Your task is to transcribe all of the data below exactly, omitting the images.
* * *
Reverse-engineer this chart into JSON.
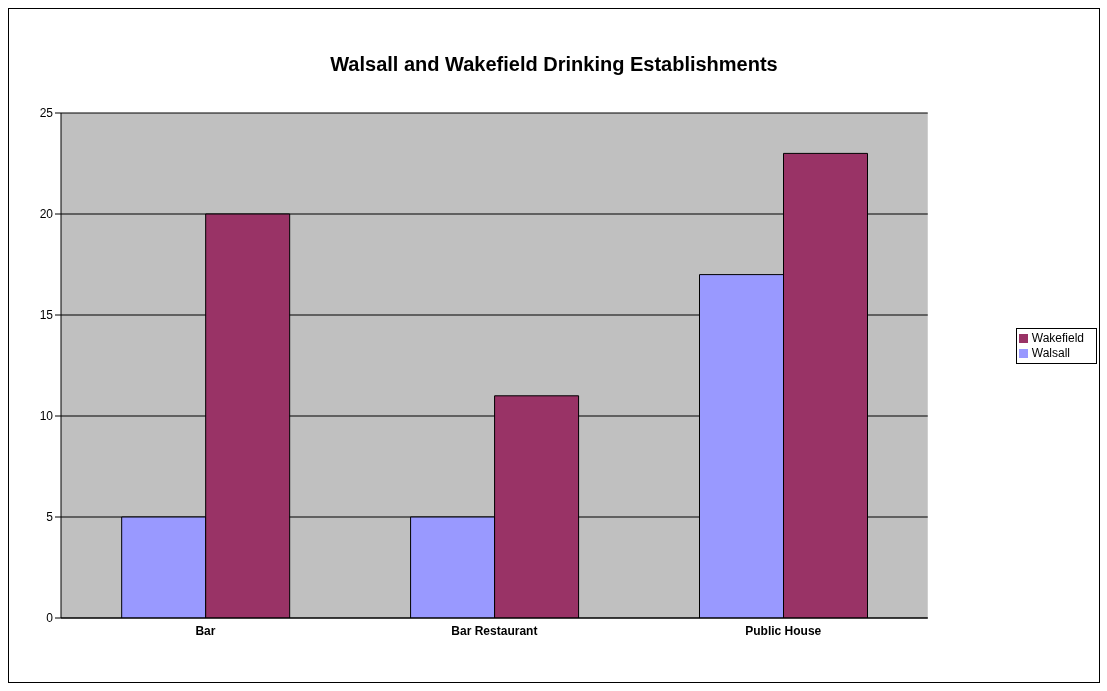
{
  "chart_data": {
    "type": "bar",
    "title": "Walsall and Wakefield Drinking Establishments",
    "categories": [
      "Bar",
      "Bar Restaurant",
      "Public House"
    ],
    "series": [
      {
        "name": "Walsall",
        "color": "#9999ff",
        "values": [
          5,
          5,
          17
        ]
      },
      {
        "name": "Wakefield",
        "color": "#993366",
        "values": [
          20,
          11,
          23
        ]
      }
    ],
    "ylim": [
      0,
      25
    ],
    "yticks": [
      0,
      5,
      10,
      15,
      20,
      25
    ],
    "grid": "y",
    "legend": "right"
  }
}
* * *
▸ WRITTEN RESPONSE
Reverse-engineer this chart into JSON.
{
  "chart_data": {
    "type": "bar",
    "title": "Walsall and Wakefield Drinking Establishments",
    "categories": [
      "Bar",
      "Bar Restaurant",
      "Public House"
    ],
    "series": [
      {
        "name": "Walsall",
        "color": "#9999ff",
        "values": [
          5,
          5,
          17
        ]
      },
      {
        "name": "Wakefield",
        "color": "#993366",
        "values": [
          20,
          11,
          23
        ]
      }
    ],
    "ylim": [
      0,
      25
    ],
    "yticks": [
      0,
      5,
      10,
      15,
      20,
      25
    ],
    "grid": "y",
    "legend": "right"
  }
}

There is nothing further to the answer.